Exercise aim: Find every line in the records below that holds the word "JSON", and copy it out.

Records for this task:
##########
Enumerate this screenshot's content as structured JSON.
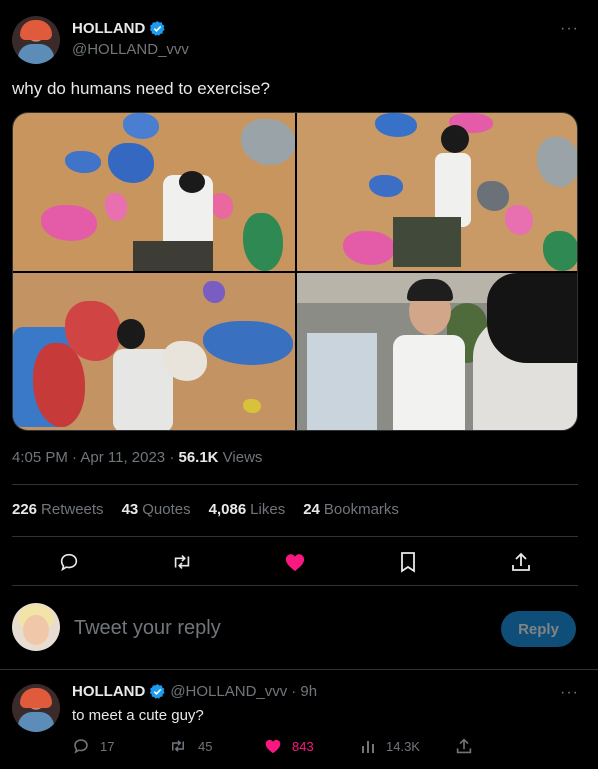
{
  "tweet": {
    "display_name": "HOLLAND",
    "handle": "@HOLLAND_vvv",
    "text": "why do humans need to exercise?",
    "time": "4:05 PM · Apr 11, 2023 · ",
    "views_count": "56.1K",
    "views_label": " Views",
    "more": "···"
  },
  "stats": [
    {
      "count": "226",
      "label": "Retweets"
    },
    {
      "count": "43",
      "label": "Quotes"
    },
    {
      "count": "4,086",
      "label": "Likes"
    },
    {
      "count": "24",
      "label": "Bookmarks"
    }
  ],
  "reply_box": {
    "placeholder": "Tweet your reply",
    "button": "Reply"
  },
  "reply": {
    "display_name": "HOLLAND",
    "handle": "@HOLLAND_vvv",
    "age": "· 9h",
    "text": "to meet a cute guy?",
    "more": "···",
    "replies": "17",
    "retweets": "45",
    "likes": "843",
    "views": "14.3K"
  },
  "colors": {
    "like_active": "#f91880",
    "verified": "#1d9bf0",
    "reply_button_bg": "#0f4e78"
  },
  "icons": [
    "reply-icon",
    "retweet-icon",
    "heart-icon",
    "bookmark-icon",
    "share-icon",
    "views-icon",
    "verified-icon",
    "more-icon"
  ]
}
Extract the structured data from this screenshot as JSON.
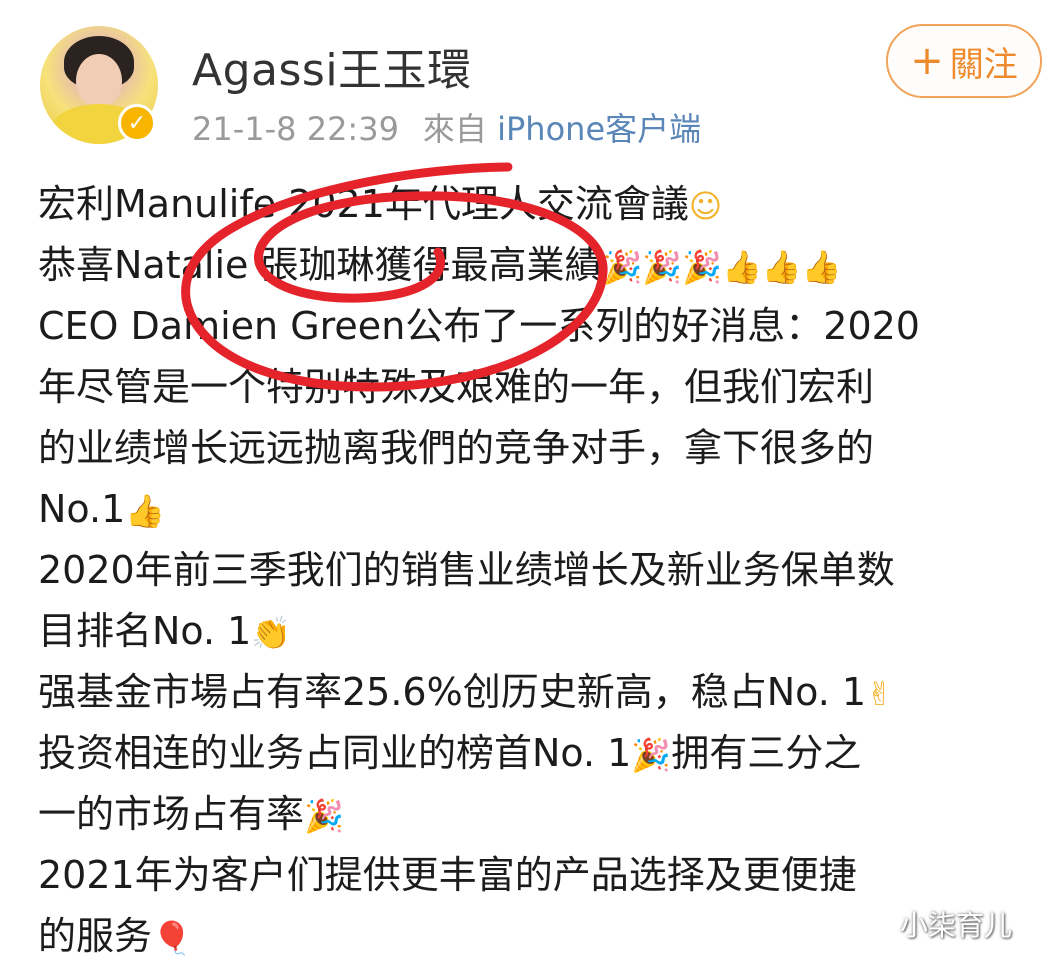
{
  "post": {
    "username": "Agassi王玉環",
    "timestamp": "21-1-8 22:39",
    "source_prefix": "來自",
    "source": "iPhone客户端",
    "follow_label": "關注",
    "lines": [
      {
        "text": "宏利Manulife 2021年代理人交流會議",
        "emoji": [
          "smile"
        ]
      },
      {
        "text": "恭喜Natalie 張珈琳獲得最高業績",
        "emoji": [
          "party",
          "party",
          "party",
          "thumbs-up",
          "thumbs-up",
          "thumbs-up"
        ]
      },
      {
        "text": "CEO Damien Green公布了一系列的好消息：2020",
        "emoji": []
      },
      {
        "text": "年尽管是一个特别特殊及艰难的一年，但我们宏利",
        "emoji": []
      },
      {
        "text": "的业绩增长远远抛离我們的竞争对手，拿下很多的",
        "emoji": []
      },
      {
        "text": "No.1",
        "emoji": [
          "thumbs-up"
        ]
      },
      {
        "text": "2020年前三季我们的销售业绩增长及新业务保单数",
        "emoji": []
      },
      {
        "text": "目排名No. 1",
        "emoji": [
          "clap"
        ]
      },
      {
        "text": "强基金市場占有率25.6%创历史新高，稳占No. 1",
        "emoji": [
          "victory"
        ]
      },
      {
        "text": "投资相连的业务占同业的榜首No. 1",
        "emoji": [
          "party"
        ],
        "suffix": "拥有三分之"
      },
      {
        "text": "一的市场占有率",
        "emoji": [
          "party"
        ]
      },
      {
        "text": " 2021年为客户们提供更丰富的产品选择及更便捷",
        "emoji": []
      },
      {
        "text": "的服务",
        "emoji": [
          "balloon"
        ]
      }
    ]
  },
  "watermark": "小柒育儿",
  "colors": {
    "follow_border": "#f2a35a",
    "follow_text": "#ef8a2c",
    "source_link": "#5a86b8",
    "annotation_circle": "#e5232b",
    "verified_badge": "#f7b500"
  },
  "icons": {
    "smile": "smiling-face-icon",
    "party": "party-popper-icon",
    "thumbs-up": "thumbs-up-icon",
    "clap": "clapping-hands-icon",
    "victory": "victory-hand-icon",
    "balloon": "balloon-icon",
    "verified": "verified-badge-icon",
    "plus": "plus-icon"
  }
}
##########
Full response:
Enumerate this screenshot's content as structured JSON.
Extract the structured data from this screenshot as JSON.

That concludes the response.